▶ [WHAT IS BEING ASKED] Could you transcribe every record below exactly as written, leaving out any pictures?

-- begin EXTRACTED MATERIAL --

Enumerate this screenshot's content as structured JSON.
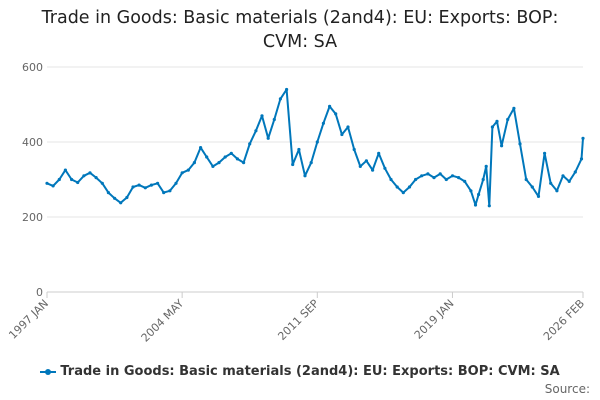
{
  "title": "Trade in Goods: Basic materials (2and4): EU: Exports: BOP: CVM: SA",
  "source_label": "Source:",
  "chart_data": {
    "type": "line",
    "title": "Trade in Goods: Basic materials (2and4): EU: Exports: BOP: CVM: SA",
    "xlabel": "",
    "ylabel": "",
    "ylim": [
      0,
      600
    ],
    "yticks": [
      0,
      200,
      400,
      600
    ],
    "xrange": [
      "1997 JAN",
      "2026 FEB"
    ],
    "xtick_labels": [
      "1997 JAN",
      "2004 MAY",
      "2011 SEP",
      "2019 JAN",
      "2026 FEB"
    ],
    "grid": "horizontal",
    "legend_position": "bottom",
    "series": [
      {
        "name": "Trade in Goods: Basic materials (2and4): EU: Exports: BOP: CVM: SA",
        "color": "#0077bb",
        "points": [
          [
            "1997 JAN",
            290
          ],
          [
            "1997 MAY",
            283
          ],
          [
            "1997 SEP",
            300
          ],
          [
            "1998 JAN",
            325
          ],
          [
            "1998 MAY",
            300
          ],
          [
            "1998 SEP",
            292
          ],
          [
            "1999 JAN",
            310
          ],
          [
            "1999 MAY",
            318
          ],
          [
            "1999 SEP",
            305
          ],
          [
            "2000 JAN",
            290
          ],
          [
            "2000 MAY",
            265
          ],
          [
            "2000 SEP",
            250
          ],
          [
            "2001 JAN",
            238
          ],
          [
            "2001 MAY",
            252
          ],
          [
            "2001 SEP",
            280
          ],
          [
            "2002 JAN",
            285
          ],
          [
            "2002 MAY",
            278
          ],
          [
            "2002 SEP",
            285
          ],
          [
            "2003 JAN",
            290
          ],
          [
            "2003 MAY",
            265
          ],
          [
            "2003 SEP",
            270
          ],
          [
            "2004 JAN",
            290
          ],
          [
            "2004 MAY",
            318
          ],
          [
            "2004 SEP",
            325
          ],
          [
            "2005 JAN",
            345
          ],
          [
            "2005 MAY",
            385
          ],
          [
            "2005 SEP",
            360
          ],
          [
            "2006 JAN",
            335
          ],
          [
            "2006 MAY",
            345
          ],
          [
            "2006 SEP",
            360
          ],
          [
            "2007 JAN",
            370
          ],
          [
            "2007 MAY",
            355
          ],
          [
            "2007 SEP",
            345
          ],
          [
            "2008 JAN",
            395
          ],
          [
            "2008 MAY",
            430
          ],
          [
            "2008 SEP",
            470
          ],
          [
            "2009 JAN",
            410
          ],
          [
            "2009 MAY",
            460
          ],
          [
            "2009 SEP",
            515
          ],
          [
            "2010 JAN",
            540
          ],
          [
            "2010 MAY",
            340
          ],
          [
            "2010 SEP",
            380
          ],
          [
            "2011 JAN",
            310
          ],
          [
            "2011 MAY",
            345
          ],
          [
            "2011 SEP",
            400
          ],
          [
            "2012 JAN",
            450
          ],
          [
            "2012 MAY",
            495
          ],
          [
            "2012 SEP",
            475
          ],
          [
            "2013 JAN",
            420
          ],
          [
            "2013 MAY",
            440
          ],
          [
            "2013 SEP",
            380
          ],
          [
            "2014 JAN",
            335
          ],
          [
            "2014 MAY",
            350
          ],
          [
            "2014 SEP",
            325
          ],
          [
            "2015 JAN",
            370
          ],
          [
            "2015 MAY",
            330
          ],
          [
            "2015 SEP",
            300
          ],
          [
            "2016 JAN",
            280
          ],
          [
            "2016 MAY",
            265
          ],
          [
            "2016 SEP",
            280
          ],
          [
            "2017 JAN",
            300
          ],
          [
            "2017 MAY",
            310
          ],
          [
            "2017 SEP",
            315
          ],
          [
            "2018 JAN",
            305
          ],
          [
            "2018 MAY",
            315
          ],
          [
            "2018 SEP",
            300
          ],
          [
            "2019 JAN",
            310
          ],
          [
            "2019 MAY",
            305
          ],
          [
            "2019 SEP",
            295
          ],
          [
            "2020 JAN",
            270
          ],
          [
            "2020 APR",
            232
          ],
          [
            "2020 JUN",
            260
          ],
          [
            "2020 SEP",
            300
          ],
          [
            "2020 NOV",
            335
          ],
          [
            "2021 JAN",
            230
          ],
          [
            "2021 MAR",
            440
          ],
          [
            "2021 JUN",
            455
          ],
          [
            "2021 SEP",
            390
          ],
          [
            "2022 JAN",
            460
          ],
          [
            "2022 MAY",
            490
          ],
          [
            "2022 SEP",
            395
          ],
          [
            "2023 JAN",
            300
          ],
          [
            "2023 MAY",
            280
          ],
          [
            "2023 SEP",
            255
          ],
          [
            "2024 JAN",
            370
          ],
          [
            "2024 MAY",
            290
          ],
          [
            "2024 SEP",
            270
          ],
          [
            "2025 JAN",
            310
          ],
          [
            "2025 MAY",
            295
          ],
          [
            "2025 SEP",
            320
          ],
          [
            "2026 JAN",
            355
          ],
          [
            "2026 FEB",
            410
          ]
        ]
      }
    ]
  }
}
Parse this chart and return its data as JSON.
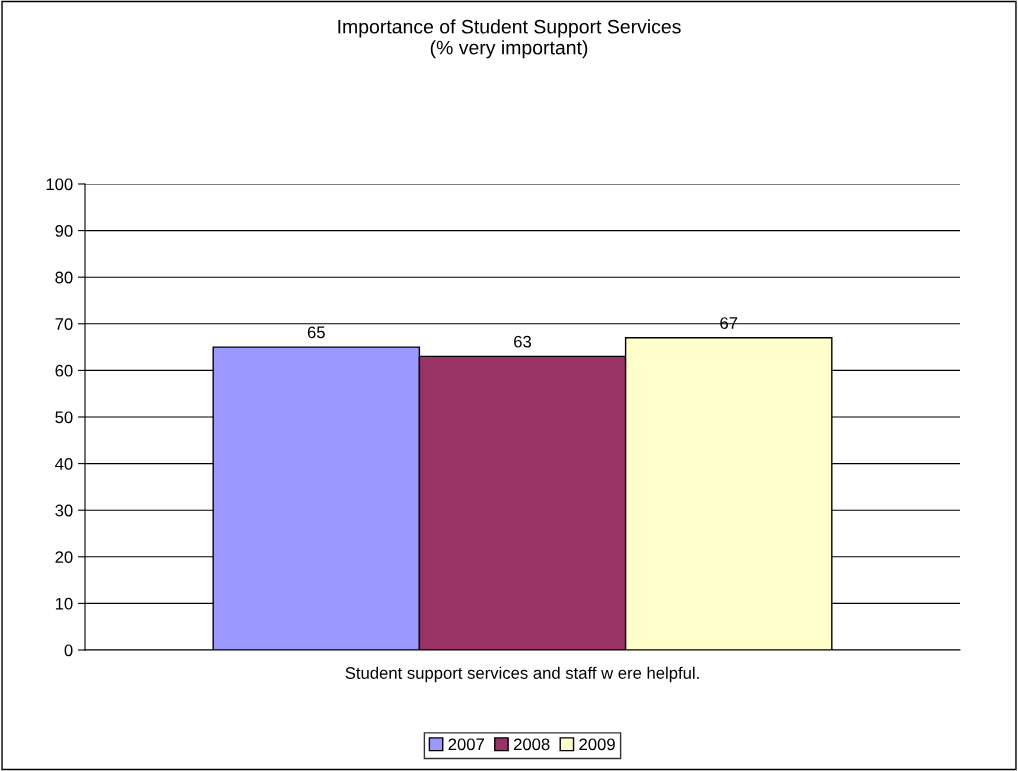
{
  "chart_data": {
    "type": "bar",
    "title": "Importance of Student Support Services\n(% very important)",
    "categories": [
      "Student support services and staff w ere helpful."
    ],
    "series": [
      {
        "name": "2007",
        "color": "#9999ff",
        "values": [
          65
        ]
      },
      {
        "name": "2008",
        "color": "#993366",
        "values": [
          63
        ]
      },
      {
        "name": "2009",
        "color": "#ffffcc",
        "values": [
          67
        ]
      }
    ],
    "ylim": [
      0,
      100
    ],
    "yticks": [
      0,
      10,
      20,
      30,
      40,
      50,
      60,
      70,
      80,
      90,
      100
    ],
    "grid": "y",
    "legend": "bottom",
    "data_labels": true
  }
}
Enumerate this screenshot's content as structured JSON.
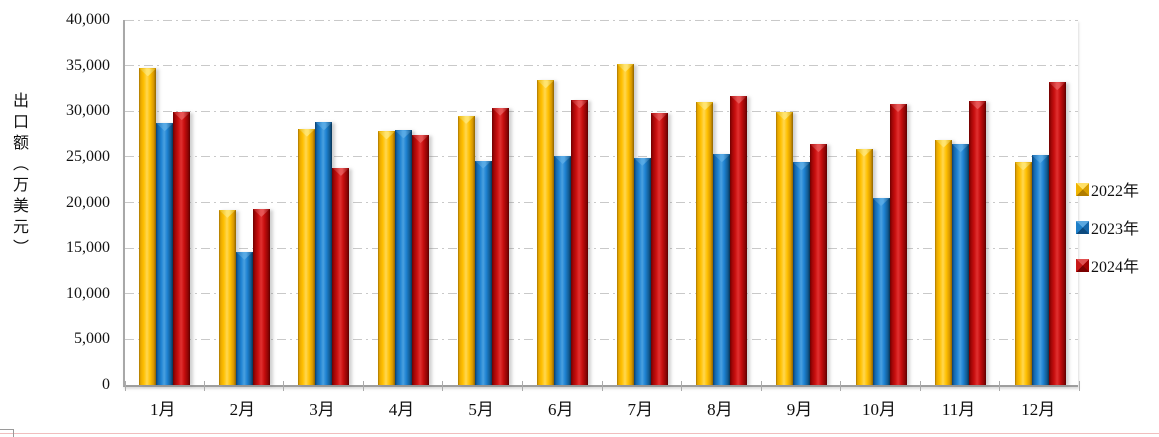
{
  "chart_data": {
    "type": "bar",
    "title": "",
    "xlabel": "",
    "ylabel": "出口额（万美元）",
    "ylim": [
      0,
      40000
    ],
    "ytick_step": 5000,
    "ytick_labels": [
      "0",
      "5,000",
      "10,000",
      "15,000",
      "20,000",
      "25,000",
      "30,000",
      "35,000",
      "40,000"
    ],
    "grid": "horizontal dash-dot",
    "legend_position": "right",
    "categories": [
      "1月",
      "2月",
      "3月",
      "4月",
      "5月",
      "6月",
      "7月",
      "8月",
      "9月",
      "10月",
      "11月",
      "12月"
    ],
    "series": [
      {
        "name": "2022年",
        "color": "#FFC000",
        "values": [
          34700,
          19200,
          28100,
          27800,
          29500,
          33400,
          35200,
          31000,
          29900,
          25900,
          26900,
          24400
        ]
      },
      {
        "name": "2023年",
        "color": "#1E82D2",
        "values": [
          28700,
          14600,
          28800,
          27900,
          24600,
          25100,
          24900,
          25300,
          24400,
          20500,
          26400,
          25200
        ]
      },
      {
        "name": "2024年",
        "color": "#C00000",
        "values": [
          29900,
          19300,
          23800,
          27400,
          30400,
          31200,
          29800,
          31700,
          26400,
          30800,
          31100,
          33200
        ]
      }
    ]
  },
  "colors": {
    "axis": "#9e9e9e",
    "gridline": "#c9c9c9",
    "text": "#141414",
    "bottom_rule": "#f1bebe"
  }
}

-- end EXTRACTED MATERIAL --

▶ [WRITTEN REPLY]
Enumerate this screenshot's content as structured JSON.
{
  "title": "Trade in Goods: Basic materials (2and4): EU: Exports: BOP: CVM: SA",
  "source_label": "Source:",
  "chart_data": {
    "type": "line",
    "title": "Trade in Goods: Basic materials (2and4): EU: Exports: BOP: CVM: SA",
    "xlabel": "",
    "ylabel": "",
    "ylim": [
      0,
      600
    ],
    "yticks": [
      0,
      200,
      400,
      600
    ],
    "xrange": [
      "1997 JAN",
      "2026 FEB"
    ],
    "xtick_labels": [
      "1997 JAN",
      "2004 MAY",
      "2011 SEP",
      "2019 JAN",
      "2026 FEB"
    ],
    "grid": "horizontal",
    "legend_position": "bottom",
    "series": [
      {
        "name": "Trade in Goods: Basic materials (2and4): EU: Exports: BOP: CVM: SA",
        "color": "#0077bb",
        "points": [
          [
            "1997 JAN",
            290
          ],
          [
            "1997 MAY",
            283
          ],
          [
            "1997 SEP",
            300
          ],
          [
            "1998 JAN",
            325
          ],
          [
            "1998 MAY",
            300
          ],
          [
            "1998 SEP",
            292
          ],
          [
            "1999 JAN",
            310
          ],
          [
            "1999 MAY",
            318
          ],
          [
            "1999 SEP",
            305
          ],
          [
            "2000 JAN",
            290
          ],
          [
            "2000 MAY",
            265
          ],
          [
            "2000 SEP",
            250
          ],
          [
            "2001 JAN",
            238
          ],
          [
            "2001 MAY",
            252
          ],
          [
            "2001 SEP",
            280
          ],
          [
            "2002 JAN",
            285
          ],
          [
            "2002 MAY",
            278
          ],
          [
            "2002 SEP",
            285
          ],
          [
            "2003 JAN",
            290
          ],
          [
            "2003 MAY",
            265
          ],
          [
            "2003 SEP",
            270
          ],
          [
            "2004 JAN",
            290
          ],
          [
            "2004 MAY",
            318
          ],
          [
            "2004 SEP",
            325
          ],
          [
            "2005 JAN",
            345
          ],
          [
            "2005 MAY",
            385
          ],
          [
            "2005 SEP",
            360
          ],
          [
            "2006 JAN",
            335
          ],
          [
            "2006 MAY",
            345
          ],
          [
            "2006 SEP",
            360
          ],
          [
            "2007 JAN",
            370
          ],
          [
            "2007 MAY",
            355
          ],
          [
            "2007 SEP",
            345
          ],
          [
            "2008 JAN",
            395
          ],
          [
            "2008 MAY",
            430
          ],
          [
            "2008 SEP",
            470
          ],
          [
            "2009 JAN",
            410
          ],
          [
            "2009 MAY",
            460
          ],
          [
            "2009 SEP",
            515
          ],
          [
            "2010 JAN",
            540
          ],
          [
            "2010 MAY",
            340
          ],
          [
            "2010 SEP",
            380
          ],
          [
            "2011 JAN",
            310
          ],
          [
            "2011 MAY",
            345
          ],
          [
            "2011 SEP",
            400
          ],
          [
            "2012 JAN",
            450
          ],
          [
            "2012 MAY",
            495
          ],
          [
            "2012 SEP",
            475
          ],
          [
            "2013 JAN",
            420
          ],
          [
            "2013 MAY",
            440
          ],
          [
            "2013 SEP",
            380
          ],
          [
            "2014 JAN",
            335
          ],
          [
            "2014 MAY",
            350
          ],
          [
            "2014 SEP",
            325
          ],
          [
            "2015 JAN",
            370
          ],
          [
            "2015 MAY",
            330
          ],
          [
            "2015 SEP",
            300
          ],
          [
            "2016 JAN",
            280
          ],
          [
            "2016 MAY",
            265
          ],
          [
            "2016 SEP",
            280
          ],
          [
            "2017 JAN",
            300
          ],
          [
            "2017 MAY",
            310
          ],
          [
            "2017 SEP",
            315
          ],
          [
            "2018 JAN",
            305
          ],
          [
            "2018 MAY",
            315
          ],
          [
            "2018 SEP",
            300
          ],
          [
            "2019 JAN",
            310
          ],
          [
            "2019 MAY",
            305
          ],
          [
            "2019 SEP",
            295
          ],
          [
            "2020 JAN",
            270
          ],
          [
            "2020 APR",
            232
          ],
          [
            "2020 JUN",
            260
          ],
          [
            "2020 SEP",
            300
          ],
          [
            "2020 NOV",
            335
          ],
          [
            "2021 JAN",
            230
          ],
          [
            "2021 MAR",
            440
          ],
          [
            "2021 JUN",
            455
          ],
          [
            "2021 SEP",
            390
          ],
          [
            "2022 JAN",
            460
          ],
          [
            "2022 MAY",
            490
          ],
          [
            "2022 SEP",
            395
          ],
          [
            "2023 JAN",
            300
          ],
          [
            "2023 MAY",
            280
          ],
          [
            "2023 SEP",
            255
          ],
          [
            "2024 JAN",
            370
          ],
          [
            "2024 MAY",
            290
          ],
          [
            "2024 SEP",
            270
          ],
          [
            "2025 JAN",
            310
          ],
          [
            "2025 MAY",
            295
          ],
          [
            "2025 SEP",
            320
          ],
          [
            "2026 JAN",
            355
          ],
          [
            "2026 FEB",
            410
          ]
        ]
      }
    ]
  }
}
Parse this chart and return its data as JSON.
{
  "chart_data": {
    "type": "bar",
    "title": "Importance of Student Support Services\n(% very important)",
    "categories": [
      "Student support services and staff w ere helpful."
    ],
    "series": [
      {
        "name": "2007",
        "color": "#9999ff",
        "values": [
          65
        ]
      },
      {
        "name": "2008",
        "color": "#993366",
        "values": [
          63
        ]
      },
      {
        "name": "2009",
        "color": "#ffffcc",
        "values": [
          67
        ]
      }
    ],
    "ylim": [
      0,
      100
    ],
    "yticks": [
      0,
      10,
      20,
      30,
      40,
      50,
      60,
      70,
      80,
      90,
      100
    ],
    "grid": "y",
    "legend": "bottom",
    "data_labels": true
  }
}
Enumerate this screenshot's content as structured JSON.
{
  "chart_data": {
    "type": "bar",
    "title": "",
    "xlabel": "",
    "ylabel": "出口额（万美元）",
    "ylim": [
      0,
      40000
    ],
    "ytick_step": 5000,
    "ytick_labels": [
      "0",
      "5,000",
      "10,000",
      "15,000",
      "20,000",
      "25,000",
      "30,000",
      "35,000",
      "40,000"
    ],
    "grid": "horizontal dash-dot",
    "legend_position": "right",
    "categories": [
      "1月",
      "2月",
      "3月",
      "4月",
      "5月",
      "6月",
      "7月",
      "8月",
      "9月",
      "10月",
      "11月",
      "12月"
    ],
    "series": [
      {
        "name": "2022年",
        "color": "#FFC000",
        "values": [
          34700,
          19200,
          28100,
          27800,
          29500,
          33400,
          35200,
          31000,
          29900,
          25900,
          26900,
          24400
        ]
      },
      {
        "name": "2023年",
        "color": "#1E82D2",
        "values": [
          28700,
          14600,
          28800,
          27900,
          24600,
          25100,
          24900,
          25300,
          24400,
          20500,
          26400,
          25200
        ]
      },
      {
        "name": "2024年",
        "color": "#C00000",
        "values": [
          29900,
          19300,
          23800,
          27400,
          30400,
          31200,
          29800,
          31700,
          26400,
          30800,
          31100,
          33200
        ]
      }
    ]
  },
  "colors": {
    "axis": "#9e9e9e",
    "gridline": "#c9c9c9",
    "text": "#141414",
    "bottom_rule": "#f1bebe"
  }
}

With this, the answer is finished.